**Description of the task**:
Reproduce the listing verbatim.

**Materials provided**:
********************

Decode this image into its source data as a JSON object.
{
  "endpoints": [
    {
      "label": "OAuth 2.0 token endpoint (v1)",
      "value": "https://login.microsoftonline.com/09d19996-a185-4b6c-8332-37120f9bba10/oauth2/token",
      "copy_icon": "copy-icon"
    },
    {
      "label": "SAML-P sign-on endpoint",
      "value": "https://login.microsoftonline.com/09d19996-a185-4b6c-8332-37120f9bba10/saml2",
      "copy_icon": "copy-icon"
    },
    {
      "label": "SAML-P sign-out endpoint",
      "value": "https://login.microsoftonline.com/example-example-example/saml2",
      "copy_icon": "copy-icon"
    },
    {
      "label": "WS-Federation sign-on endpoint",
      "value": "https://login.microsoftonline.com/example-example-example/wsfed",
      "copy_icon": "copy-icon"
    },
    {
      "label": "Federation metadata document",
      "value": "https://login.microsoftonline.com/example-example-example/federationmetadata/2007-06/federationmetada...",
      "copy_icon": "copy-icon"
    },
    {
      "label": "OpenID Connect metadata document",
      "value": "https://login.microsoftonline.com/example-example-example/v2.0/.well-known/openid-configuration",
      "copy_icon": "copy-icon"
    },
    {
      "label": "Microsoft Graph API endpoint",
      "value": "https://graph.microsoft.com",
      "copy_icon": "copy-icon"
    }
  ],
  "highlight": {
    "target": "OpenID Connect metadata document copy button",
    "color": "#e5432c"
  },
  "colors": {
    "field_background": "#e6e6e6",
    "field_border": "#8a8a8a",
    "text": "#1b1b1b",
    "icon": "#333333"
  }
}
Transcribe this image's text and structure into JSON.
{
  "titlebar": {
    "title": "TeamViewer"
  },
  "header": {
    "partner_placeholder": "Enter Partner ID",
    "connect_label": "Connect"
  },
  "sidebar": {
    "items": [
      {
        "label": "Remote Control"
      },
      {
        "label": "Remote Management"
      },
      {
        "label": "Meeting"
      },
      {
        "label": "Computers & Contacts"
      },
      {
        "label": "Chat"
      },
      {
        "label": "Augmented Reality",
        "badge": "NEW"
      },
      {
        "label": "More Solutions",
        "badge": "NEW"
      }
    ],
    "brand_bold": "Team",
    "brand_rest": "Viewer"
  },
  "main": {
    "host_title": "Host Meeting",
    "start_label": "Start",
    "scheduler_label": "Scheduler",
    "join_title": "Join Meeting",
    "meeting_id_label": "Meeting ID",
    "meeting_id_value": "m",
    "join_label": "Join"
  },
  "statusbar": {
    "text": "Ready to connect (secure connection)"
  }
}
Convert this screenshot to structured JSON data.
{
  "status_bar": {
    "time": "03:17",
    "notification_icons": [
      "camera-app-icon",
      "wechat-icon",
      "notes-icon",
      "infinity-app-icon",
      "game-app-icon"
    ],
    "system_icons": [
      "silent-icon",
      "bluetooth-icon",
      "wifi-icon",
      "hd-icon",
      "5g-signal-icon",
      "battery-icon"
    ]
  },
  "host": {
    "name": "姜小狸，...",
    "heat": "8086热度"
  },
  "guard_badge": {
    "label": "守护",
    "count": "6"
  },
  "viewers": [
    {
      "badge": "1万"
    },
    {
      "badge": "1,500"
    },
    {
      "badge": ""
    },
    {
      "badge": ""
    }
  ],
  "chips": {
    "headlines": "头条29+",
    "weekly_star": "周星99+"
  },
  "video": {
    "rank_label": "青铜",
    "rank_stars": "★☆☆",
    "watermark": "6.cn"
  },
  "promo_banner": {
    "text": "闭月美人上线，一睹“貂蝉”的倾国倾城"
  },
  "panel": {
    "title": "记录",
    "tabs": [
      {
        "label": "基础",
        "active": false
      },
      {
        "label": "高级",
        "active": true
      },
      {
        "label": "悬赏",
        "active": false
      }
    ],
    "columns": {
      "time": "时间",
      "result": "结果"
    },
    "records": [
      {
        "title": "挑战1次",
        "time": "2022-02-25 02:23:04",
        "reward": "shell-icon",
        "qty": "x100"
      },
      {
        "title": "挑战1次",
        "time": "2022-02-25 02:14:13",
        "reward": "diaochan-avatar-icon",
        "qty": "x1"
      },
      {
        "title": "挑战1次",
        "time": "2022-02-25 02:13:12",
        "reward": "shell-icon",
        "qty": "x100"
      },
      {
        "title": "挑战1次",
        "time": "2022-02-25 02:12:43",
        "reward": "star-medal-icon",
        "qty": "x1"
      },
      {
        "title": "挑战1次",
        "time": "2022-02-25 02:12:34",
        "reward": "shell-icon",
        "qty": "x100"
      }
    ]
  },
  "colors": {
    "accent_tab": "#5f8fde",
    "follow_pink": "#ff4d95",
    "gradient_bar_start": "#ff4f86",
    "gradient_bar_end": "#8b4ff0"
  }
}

********************

**Answer to this exercise**:
Decode this image into its source data as a JSON object.
{
  "endpoints": [
    {
      "label": "OAuth 2.0 token endpoint (v1)",
      "value": "https://login.microsoftonline.com/09d19996-a185-4b6c-8332-37120f9bba10/oauth2/token",
      "copy_icon": "copy-icon"
    },
    {
      "label": "SAML-P sign-on endpoint",
      "value": "https://login.microsoftonline.com/09d19996-a185-4b6c-8332-37120f9bba10/saml2",
      "copy_icon": "copy-icon"
    },
    {
      "label": "SAML-P sign-out endpoint",
      "value": "https://login.microsoftonline.com/example-example-example/saml2",
      "copy_icon": "copy-icon"
    },
    {
      "label": "WS-Federation sign-on endpoint",
      "value": "https://login.microsoftonline.com/example-example-example/wsfed",
      "copy_icon": "copy-icon"
    },
    {
      "label": "Federation metadata document",
      "value": "https://login.microsoftonline.com/example-example-example/federationmetadata/2007-06/federationmetada...",
      "copy_icon": "copy-icon"
    },
    {
      "label": "OpenID Connect metadata document",
      "value": "https://login.microsoftonline.com/example-example-example/v2.0/.well-known/openid-configuration",
      "copy_icon": "copy-icon"
    },
    {
      "label": "Microsoft Graph API endpoint",
      "value": "https://graph.microsoft.com",
      "copy_icon": "copy-icon"
    }
  ],
  "highlight": {
    "target": "OpenID Connect metadata document copy button",
    "color": "#e5432c"
  },
  "colors": {
    "field_background": "#e6e6e6",
    "field_border": "#8a8a8a",
    "text": "#1b1b1b",
    "icon": "#333333"
  }
}
Transcribe this image's text and structure into JSON.
{
  "titlebar": {
    "title": "TeamViewer"
  },
  "header": {
    "partner_placeholder": "Enter Partner ID",
    "connect_label": "Connect"
  },
  "sidebar": {
    "items": [
      {
        "label": "Remote Control"
      },
      {
        "label": "Remote Management"
      },
      {
        "label": "Meeting"
      },
      {
        "label": "Computers & Contacts"
      },
      {
        "label": "Chat"
      },
      {
        "label": "Augmented Reality",
        "badge": "NEW"
      },
      {
        "label": "More Solutions",
        "badge": "NEW"
      }
    ],
    "brand_bold": "Team",
    "brand_rest": "Viewer"
  },
  "main": {
    "host_title": "Host Meeting",
    "start_label": "Start",
    "scheduler_label": "Scheduler",
    "join_title": "Join Meeting",
    "meeting_id_label": "Meeting ID",
    "meeting_id_value": "m",
    "join_label": "Join"
  },
  "statusbar": {
    "text": "Ready to connect (secure connection)"
  }
}
Convert this screenshot to structured JSON data.
{
  "status_bar": {
    "time": "03:17",
    "notification_icons": [
      "camera-app-icon",
      "wechat-icon",
      "notes-icon",
      "infinity-app-icon",
      "game-app-icon"
    ],
    "system_icons": [
      "silent-icon",
      "bluetooth-icon",
      "wifi-icon",
      "hd-icon",
      "5g-signal-icon",
      "battery-icon"
    ]
  },
  "host": {
    "name": "姜小狸，...",
    "heat": "8086热度"
  },
  "guard_badge": {
    "label": "守护",
    "count": "6"
  },
  "viewers": [
    {
      "badge": "1万"
    },
    {
      "badge": "1,500"
    },
    {
      "badge": ""
    },
    {
      "badge": ""
    }
  ],
  "chips": {
    "headlines": "头条29+",
    "weekly_star": "周星99+"
  },
  "video": {
    "rank_label": "青铜",
    "rank_stars": "★☆☆",
    "watermark": "6.cn"
  },
  "promo_banner": {
    "text": "闭月美人上线，一睹“貂蝉”的倾国倾城"
  },
  "panel": {
    "title": "记录",
    "tabs": [
      {
        "label": "基础",
        "active": false
      },
      {
        "label": "高级",
        "active": true
      },
      {
        "label": "悬赏",
        "active": false
      }
    ],
    "columns": {
      "time": "时间",
      "result": "结果"
    },
    "records": [
      {
        "title": "挑战1次",
        "time": "2022-02-25 02:23:04",
        "reward": "shell-icon",
        "qty": "x100"
      },
      {
        "title": "挑战1次",
        "time": "2022-02-25 02:14:13",
        "reward": "diaochan-avatar-icon",
        "qty": "x1"
      },
      {
        "title": "挑战1次",
        "time": "2022-02-25 02:13:12",
        "reward": "shell-icon",
        "qty": "x100"
      },
      {
        "title": "挑战1次",
        "time": "2022-02-25 02:12:43",
        "reward": "star-medal-icon",
        "qty": "x1"
      },
      {
        "title": "挑战1次",
        "time": "2022-02-25 02:12:34",
        "reward": "shell-icon",
        "qty": "x100"
      }
    ]
  },
  "colors": {
    "accent_tab": "#5f8fde",
    "follow_pink": "#ff4d95",
    "gradient_bar_start": "#ff4f86",
    "gradient_bar_end": "#8b4ff0"
  }
}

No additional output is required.